--- Begin ---
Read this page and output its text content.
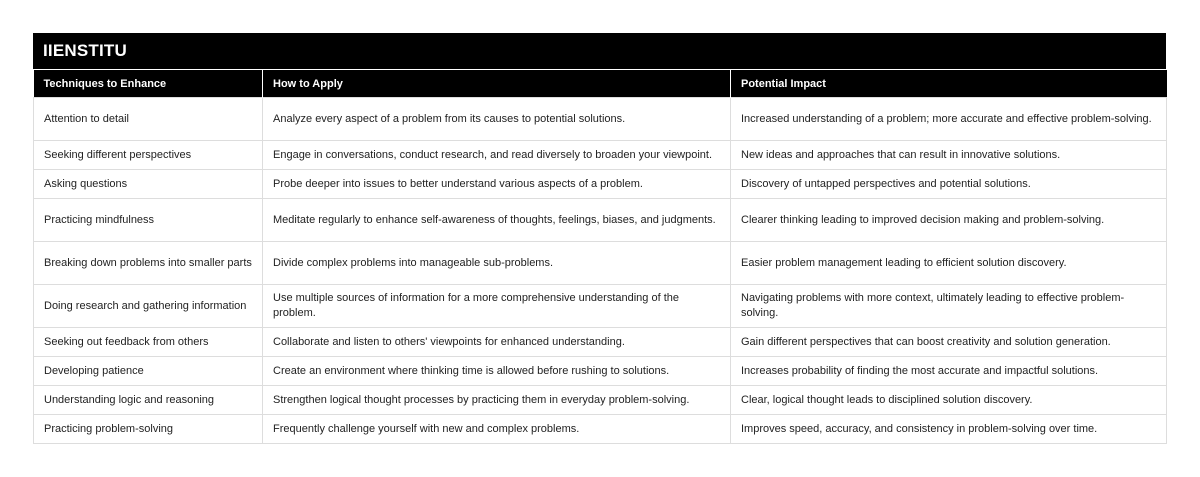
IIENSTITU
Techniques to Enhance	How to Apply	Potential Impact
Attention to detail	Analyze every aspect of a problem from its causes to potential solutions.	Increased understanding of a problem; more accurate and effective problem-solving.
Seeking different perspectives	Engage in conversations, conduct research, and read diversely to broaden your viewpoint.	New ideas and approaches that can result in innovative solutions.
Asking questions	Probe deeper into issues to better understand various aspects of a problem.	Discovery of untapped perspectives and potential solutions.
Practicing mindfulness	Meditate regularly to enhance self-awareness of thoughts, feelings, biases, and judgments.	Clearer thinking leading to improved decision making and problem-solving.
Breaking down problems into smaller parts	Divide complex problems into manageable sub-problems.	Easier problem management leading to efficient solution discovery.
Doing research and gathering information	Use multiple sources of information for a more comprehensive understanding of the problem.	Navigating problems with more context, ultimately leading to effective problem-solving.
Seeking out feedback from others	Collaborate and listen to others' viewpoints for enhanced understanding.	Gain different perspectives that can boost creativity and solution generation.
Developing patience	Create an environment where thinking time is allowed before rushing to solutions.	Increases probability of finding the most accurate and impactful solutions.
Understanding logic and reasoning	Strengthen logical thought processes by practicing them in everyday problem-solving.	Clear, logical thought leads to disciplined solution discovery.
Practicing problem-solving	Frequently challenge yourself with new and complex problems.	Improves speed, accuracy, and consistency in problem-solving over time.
--- End ---
--- Begin ---
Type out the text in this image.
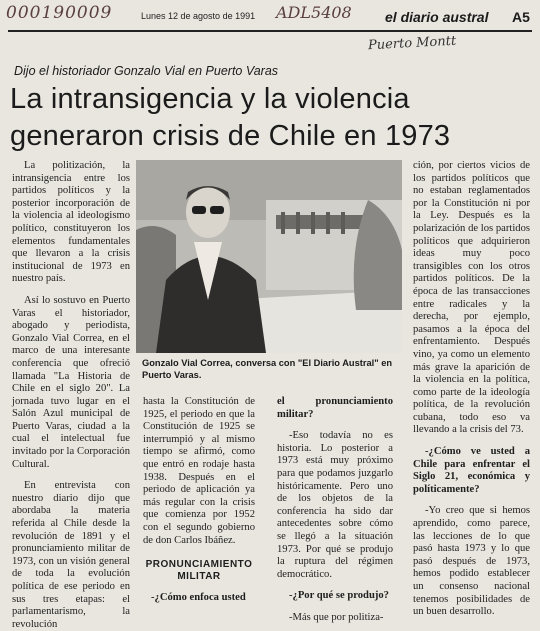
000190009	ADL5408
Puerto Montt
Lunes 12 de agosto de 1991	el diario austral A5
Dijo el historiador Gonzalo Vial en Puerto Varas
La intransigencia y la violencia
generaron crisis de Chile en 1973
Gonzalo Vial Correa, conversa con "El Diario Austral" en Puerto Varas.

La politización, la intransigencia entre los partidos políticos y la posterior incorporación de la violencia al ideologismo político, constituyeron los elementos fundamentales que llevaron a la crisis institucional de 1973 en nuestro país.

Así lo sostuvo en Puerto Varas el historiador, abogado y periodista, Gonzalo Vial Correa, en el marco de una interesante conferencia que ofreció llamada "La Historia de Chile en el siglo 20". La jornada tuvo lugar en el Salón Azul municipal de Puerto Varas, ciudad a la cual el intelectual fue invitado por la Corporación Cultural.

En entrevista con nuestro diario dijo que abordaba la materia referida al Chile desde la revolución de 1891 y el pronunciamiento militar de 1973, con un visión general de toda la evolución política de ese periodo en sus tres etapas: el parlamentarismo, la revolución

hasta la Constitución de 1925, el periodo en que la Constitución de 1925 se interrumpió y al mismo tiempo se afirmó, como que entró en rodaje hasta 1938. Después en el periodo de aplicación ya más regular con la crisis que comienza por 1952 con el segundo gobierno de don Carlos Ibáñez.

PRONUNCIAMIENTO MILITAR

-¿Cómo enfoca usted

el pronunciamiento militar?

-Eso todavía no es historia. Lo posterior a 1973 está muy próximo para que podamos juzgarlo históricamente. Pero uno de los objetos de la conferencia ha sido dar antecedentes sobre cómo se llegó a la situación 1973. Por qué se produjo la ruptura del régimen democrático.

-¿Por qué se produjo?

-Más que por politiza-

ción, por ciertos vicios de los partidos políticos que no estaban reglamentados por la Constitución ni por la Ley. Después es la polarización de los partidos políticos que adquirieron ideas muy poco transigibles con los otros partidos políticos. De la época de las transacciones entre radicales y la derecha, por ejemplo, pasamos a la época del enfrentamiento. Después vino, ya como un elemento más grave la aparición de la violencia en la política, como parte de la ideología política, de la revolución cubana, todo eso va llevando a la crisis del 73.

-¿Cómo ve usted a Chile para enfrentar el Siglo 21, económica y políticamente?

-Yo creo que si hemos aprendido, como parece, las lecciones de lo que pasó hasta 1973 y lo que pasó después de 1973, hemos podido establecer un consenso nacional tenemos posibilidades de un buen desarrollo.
--- End ---
Task statement -> Go over the data above and copy every line that has the word "intransigencia" in it.

Written answer ->
La intransigencia y la violencia
La politización, la intransigencia entre los partidos políticos y la posterior incorporación de la violencia al ideologismo político, constituyeron los elementos fundamentales que llevaron a la crisis institucional de 1973 en nuestro país.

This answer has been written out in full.